- _WRITTEN PROBLEM_:
Look for "εκδόθηκε" in each line of the entries, and return the matching lines.

- _RECORDS SUPPLIED_:

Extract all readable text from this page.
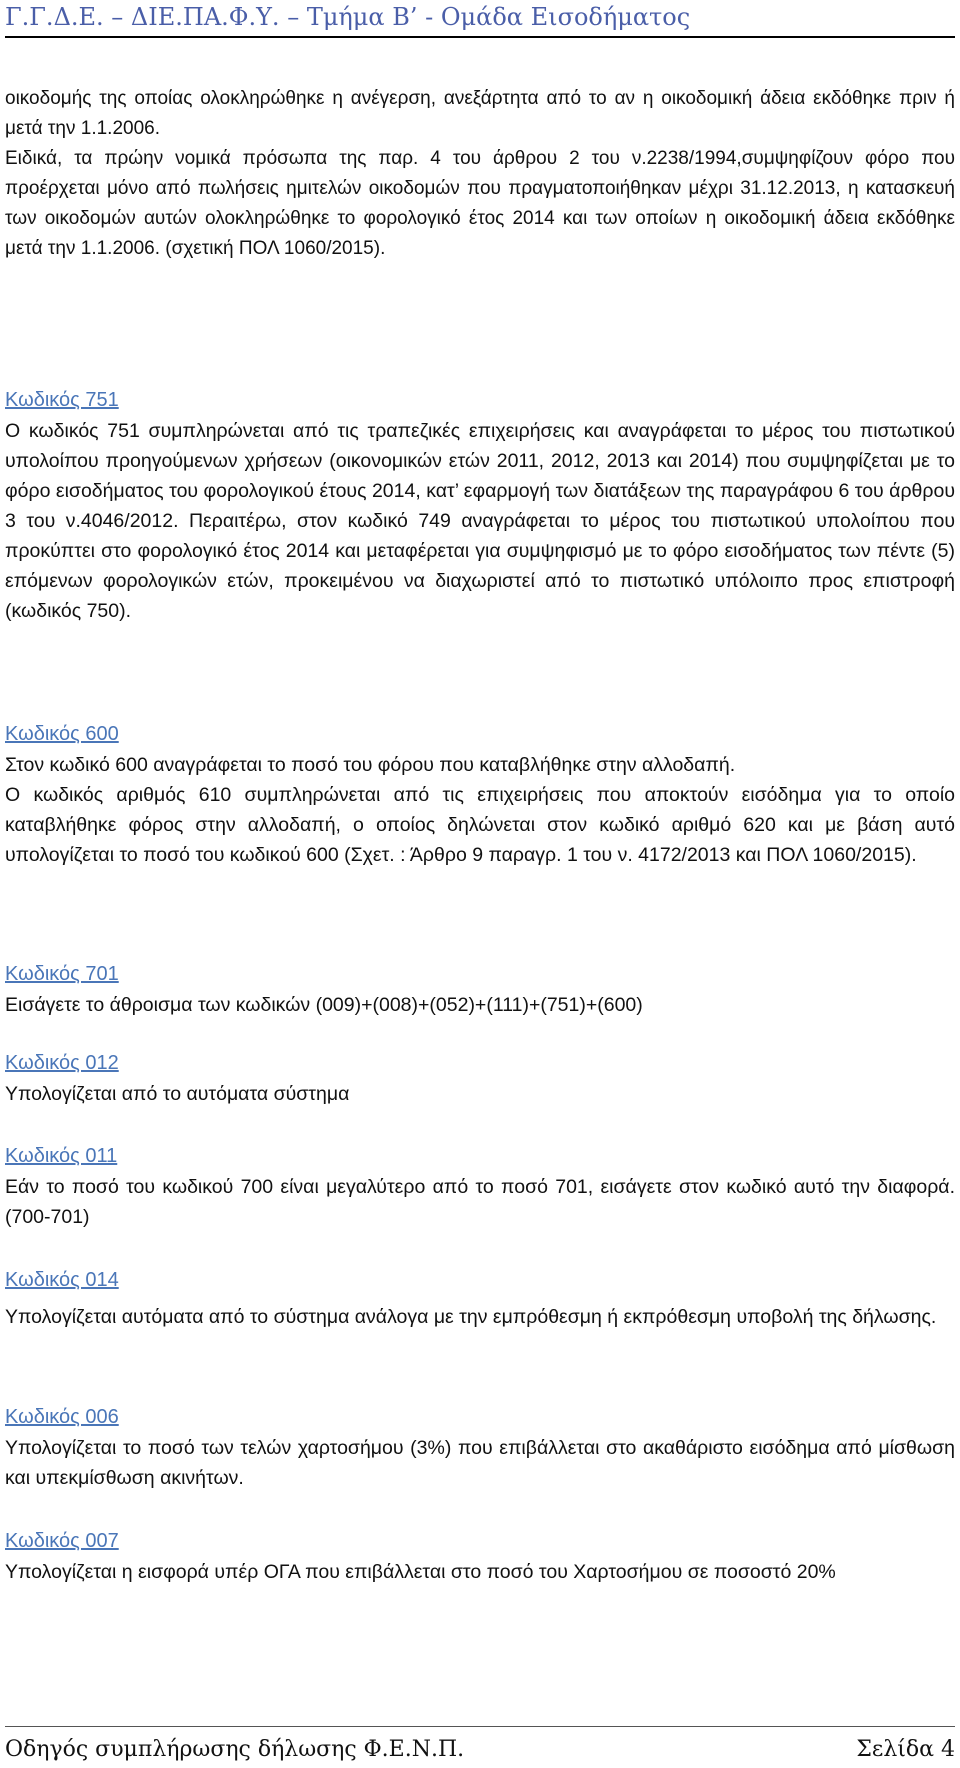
Γ.Γ.Δ.Ε. – ΔΙΕ.ΠΑ.Φ.Υ. – Τμήμα Β’ - Ομάδα Εισοδήματος

οικοδομής της οποίας ολοκληρώθηκε η ανέγερση, ανεξάρτητα από το αν η οικοδομική άδεια εκδόθηκε πριν ή μετά την 1.1.2006.

Ειδικά, τα πρώην νομικά πρόσωπα της παρ. 4 του άρθρου 2 του ν.2238/1994,συμψηφίζουν φόρο που προέρχεται μόνο από πωλήσεις ημιτελών οικοδομών που πραγματοποιήθηκαν μέχρι 31.12.2013, η κατασκευή των οικοδομών αυτών ολοκληρώθηκε το φορολογικό έτος 2014 και των οποίων η οικοδομική άδεια εκδόθηκε μετά την 1.1.2006. (σχετική ΠΟΛ 1060/2015).

Κωδικός 751

Ο κωδικός 751 συμπληρώνεται από τις τραπεζικές επιχειρήσεις και αναγράφεται το μέρος του πιστωτικού υπολοίπου προηγούμενων χρήσεων (οικονομικών ετών 2011, 2012, 2013 και 2014) που συμψηφίζεται με το φόρο εισοδήματος του φορολογικού έτους 2014, κατ’ εφαρμογή των διατάξεων της παραγράφου 6 του άρθρου 3 του ν.4046/2012. Περαιτέρω, στον κωδικό 749 αναγράφεται το μέρος του πιστωτικού υπολοίπου που προκύπτει στο φορολογικό έτος 2014 και μεταφέρεται για συμψηφισμό με το φόρο εισοδήματος των πέντε (5) επόμενων φορολογικών ετών, προκειμένου να διαχωριστεί από το πιστωτικό υπόλοιπο προς επιστροφή (κωδικός 750).

Κωδικός 600

Στον κωδικό 600 αναγράφεται το ποσό του φόρου που καταβλήθηκε στην αλλοδαπή.

Ο κωδικός αριθμός 610 συμπληρώνεται από τις επιχειρήσεις που αποκτούν εισόδημα για το οποίο καταβλήθηκε φόρος στην αλλοδαπή, ο οποίος δηλώνεται στον κωδικό αριθμό 620 και με βάση αυτό υπολογίζεται το ποσό του κωδικού 600 (Σχετ. : Άρθρο 9 παραγρ. 1 του ν. 4172/2013 και ΠΟΛ 1060/2015).

Κωδικός 701

Εισάγετε το άθροισμα των κωδικών (009)+(008)+(052)+(111)+(751)+(600)

Κωδικός 012

Υπολογίζεται από το αυτόματα σύστημα

Κωδικός 011

Εάν το ποσό του κωδικού 700 είναι μεγαλύτερο από το ποσό 701, εισάγετε στον κωδικό αυτό την διαφορά. (700-701)

Κωδικός 014

Υπολογίζεται αυτόματα από το σύστημα ανάλογα με την εμπρόθεσμη ή εκπρόθεσμη υποβολή της δήλωσης.

Κωδικός 006

Υπολογίζεται το ποσό των τελών χαρτοσήμου (3%) που επιβάλλεται στο ακαθάριστο εισόδημα από μίσθωση και υπεκμίσθωση ακινήτων.

Κωδικός 007

Υπολογίζεται η εισφορά υπέρ ΟΓΑ που επιβάλλεται στο ποσό του Χαρτοσήμου σε ποσοστό 20%

Οδηγός συμπλήρωσης δήλωσης Φ.Ε.Ν.Π.	Σελίδα 4
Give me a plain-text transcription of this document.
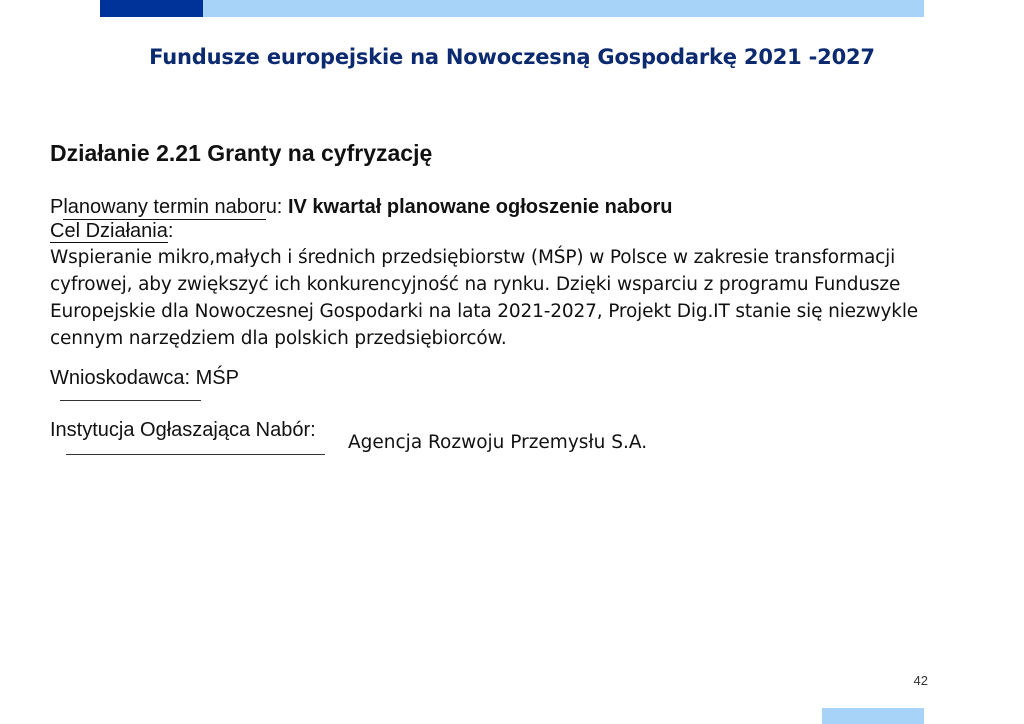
Fundusze europejskie na Nowoczesną Gospodarkę 2021 -2027
Działanie 2.21 Granty na cyfryzację
Planowany termin naboru: IV kwartał planowane ogłoszenie naboru
Cel Działania:
Wspieranie mikro,małych i średnich przedsiębiorstw (MŚP) w Polsce w zakresie transformacji cyfrowej, aby zwiększyć ich konkurencyjność na rynku. Dzięki wsparciu z programu Fundusze Europejskie dla Nowoczesnej Gospodarki na lata 2021-2027, Projekt Dig.IT stanie się niezwykle cennym narzędziem dla polskich przedsiębiorców.
Wnioskodawca: MŚP
Instytucja Ogłaszająca Nabór:
Agencja Rozwoju Przemysłu S.A.
42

- _THE RESPONSE_:
οικοδομής της οποίας ολοκληρώθηκε η ανέγερση, ανεξάρτητα από το αν η οικοδομική άδεια εκδόθηκε πριν ή μετά την 1.1.2006.
Ειδικά, τα πρώην νομικά πρόσωπα της παρ. 4 του άρθρου 2 του ν.2238/1994,συμψηφίζουν φόρο που προέρχεται μόνο από πωλήσεις ημιτελών οικοδομών που πραγματοποιήθηκαν μέχρι 31.12.2013, η κατασκευή των οικοδομών αυτών ολοκληρώθηκε το φορολογικό έτος 2014 και των οποίων η οικοδομική άδεια εκδόθηκε μετά την 1.1.2006. (σχετική ΠΟΛ 1060/2015).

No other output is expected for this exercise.